> [Collection entries]:
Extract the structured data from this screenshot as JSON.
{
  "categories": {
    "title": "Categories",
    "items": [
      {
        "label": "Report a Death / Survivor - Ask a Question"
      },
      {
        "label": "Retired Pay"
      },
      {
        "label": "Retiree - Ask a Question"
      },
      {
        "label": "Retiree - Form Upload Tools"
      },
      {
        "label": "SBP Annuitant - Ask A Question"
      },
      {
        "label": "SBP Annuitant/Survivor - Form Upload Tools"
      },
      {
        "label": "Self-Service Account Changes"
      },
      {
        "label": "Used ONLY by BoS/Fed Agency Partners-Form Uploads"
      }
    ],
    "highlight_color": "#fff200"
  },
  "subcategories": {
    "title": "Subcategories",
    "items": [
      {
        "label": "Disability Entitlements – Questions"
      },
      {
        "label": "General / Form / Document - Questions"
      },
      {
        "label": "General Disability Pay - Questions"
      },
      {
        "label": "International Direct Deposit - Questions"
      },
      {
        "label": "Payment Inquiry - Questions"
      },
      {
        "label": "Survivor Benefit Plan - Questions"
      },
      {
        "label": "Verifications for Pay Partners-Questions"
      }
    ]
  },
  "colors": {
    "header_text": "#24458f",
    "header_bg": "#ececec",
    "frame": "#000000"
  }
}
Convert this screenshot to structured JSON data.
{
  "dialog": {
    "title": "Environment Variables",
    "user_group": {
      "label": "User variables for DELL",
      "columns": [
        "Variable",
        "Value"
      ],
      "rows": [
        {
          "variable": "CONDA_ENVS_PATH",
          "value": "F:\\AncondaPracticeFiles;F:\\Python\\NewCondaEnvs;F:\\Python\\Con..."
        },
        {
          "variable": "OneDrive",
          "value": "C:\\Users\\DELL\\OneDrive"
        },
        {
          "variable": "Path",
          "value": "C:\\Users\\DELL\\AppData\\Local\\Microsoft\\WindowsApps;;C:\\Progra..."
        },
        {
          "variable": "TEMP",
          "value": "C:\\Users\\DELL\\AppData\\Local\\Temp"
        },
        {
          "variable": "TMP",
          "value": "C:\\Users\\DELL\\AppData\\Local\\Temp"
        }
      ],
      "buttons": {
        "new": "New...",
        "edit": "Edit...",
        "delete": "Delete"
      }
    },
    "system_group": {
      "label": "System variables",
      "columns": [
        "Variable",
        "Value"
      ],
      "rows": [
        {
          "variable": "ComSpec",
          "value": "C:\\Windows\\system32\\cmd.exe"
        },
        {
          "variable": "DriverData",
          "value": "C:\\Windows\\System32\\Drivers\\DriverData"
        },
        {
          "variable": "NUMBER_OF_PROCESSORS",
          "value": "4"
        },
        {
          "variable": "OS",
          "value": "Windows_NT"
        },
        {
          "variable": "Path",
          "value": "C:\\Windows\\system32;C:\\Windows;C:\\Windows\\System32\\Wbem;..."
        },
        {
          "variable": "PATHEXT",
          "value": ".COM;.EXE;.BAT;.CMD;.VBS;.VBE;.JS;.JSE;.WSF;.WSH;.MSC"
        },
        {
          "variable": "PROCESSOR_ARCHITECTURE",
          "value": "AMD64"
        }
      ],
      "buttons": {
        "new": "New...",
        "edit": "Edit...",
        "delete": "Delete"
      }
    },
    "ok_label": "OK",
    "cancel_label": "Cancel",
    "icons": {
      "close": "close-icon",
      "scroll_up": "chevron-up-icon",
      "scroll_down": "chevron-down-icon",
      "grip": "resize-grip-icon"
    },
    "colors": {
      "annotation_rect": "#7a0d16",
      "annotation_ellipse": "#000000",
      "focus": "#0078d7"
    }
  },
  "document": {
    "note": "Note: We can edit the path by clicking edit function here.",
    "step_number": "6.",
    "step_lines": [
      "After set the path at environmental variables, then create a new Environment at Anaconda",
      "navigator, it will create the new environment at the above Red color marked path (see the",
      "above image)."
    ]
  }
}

> [Task brief]:
Reproduce the records in full, exactly as written.

> [Expected output]:
Extract the structured data from this screenshot as JSON.
{
  "categories": {
    "title": "Categories",
    "items": [
      {
        "label": "Report a Death / Survivor - Ask a Question"
      },
      {
        "label": "Retired Pay"
      },
      {
        "label": "Retiree - Ask a Question"
      },
      {
        "label": "Retiree - Form Upload Tools"
      },
      {
        "label": "SBP Annuitant - Ask A Question"
      },
      {
        "label": "SBP Annuitant/Survivor - Form Upload Tools"
      },
      {
        "label": "Self-Service Account Changes"
      },
      {
        "label": "Used ONLY by BoS/Fed Agency Partners-Form Uploads"
      }
    ],
    "highlight_color": "#fff200"
  },
  "subcategories": {
    "title": "Subcategories",
    "items": [
      {
        "label": "Disability Entitlements – Questions"
      },
      {
        "label": "General / Form / Document - Questions"
      },
      {
        "label": "General Disability Pay - Questions"
      },
      {
        "label": "International Direct Deposit - Questions"
      },
      {
        "label": "Payment Inquiry - Questions"
      },
      {
        "label": "Survivor Benefit Plan - Questions"
      },
      {
        "label": "Verifications for Pay Partners-Questions"
      }
    ]
  },
  "colors": {
    "header_text": "#24458f",
    "header_bg": "#ececec",
    "frame": "#000000"
  }
}
Convert this screenshot to structured JSON data.
{
  "dialog": {
    "title": "Environment Variables",
    "user_group": {
      "label": "User variables for DELL",
      "columns": [
        "Variable",
        "Value"
      ],
      "rows": [
        {
          "variable": "CONDA_ENVS_PATH",
          "value": "F:\\AncondaPracticeFiles;F:\\Python\\NewCondaEnvs;F:\\Python\\Con..."
        },
        {
          "variable": "OneDrive",
          "value": "C:\\Users\\DELL\\OneDrive"
        },
        {
          "variable": "Path",
          "value": "C:\\Users\\DELL\\AppData\\Local\\Microsoft\\WindowsApps;;C:\\Progra..."
        },
        {
          "variable": "TEMP",
          "value": "C:\\Users\\DELL\\AppData\\Local\\Temp"
        },
        {
          "variable": "TMP",
          "value": "C:\\Users\\DELL\\AppData\\Local\\Temp"
        }
      ],
      "buttons": {
        "new": "New...",
        "edit": "Edit...",
        "delete": "Delete"
      }
    },
    "system_group": {
      "label": "System variables",
      "columns": [
        "Variable",
        "Value"
      ],
      "rows": [
        {
          "variable": "ComSpec",
          "value": "C:\\Windows\\system32\\cmd.exe"
        },
        {
          "variable": "DriverData",
          "value": "C:\\Windows\\System32\\Drivers\\DriverData"
        },
        {
          "variable": "NUMBER_OF_PROCESSORS",
          "value": "4"
        },
        {
          "variable": "OS",
          "value": "Windows_NT"
        },
        {
          "variable": "Path",
          "value": "C:\\Windows\\system32;C:\\Windows;C:\\Windows\\System32\\Wbem;..."
        },
        {
          "variable": "PATHEXT",
          "value": ".COM;.EXE;.BAT;.CMD;.VBS;.VBE;.JS;.JSE;.WSF;.WSH;.MSC"
        },
        {
          "variable": "PROCESSOR_ARCHITECTURE",
          "value": "AMD64"
        }
      ],
      "buttons": {
        "new": "New...",
        "edit": "Edit...",
        "delete": "Delete"
      }
    },
    "ok_label": "OK",
    "cancel_label": "Cancel",
    "icons": {
      "close": "close-icon",
      "scroll_up": "chevron-up-icon",
      "scroll_down": "chevron-down-icon",
      "grip": "resize-grip-icon"
    },
    "colors": {
      "annotation_rect": "#7a0d16",
      "annotation_ellipse": "#000000",
      "focus": "#0078d7"
    }
  },
  "document": {
    "note": "Note: We can edit the path by clicking edit function here.",
    "step_number": "6.",
    "step_lines": [
      "After set the path at environmental variables, then create a new Environment at Anaconda",
      "navigator, it will create the new environment at the above Red color marked path (see the",
      "above image)."
    ]
  }
}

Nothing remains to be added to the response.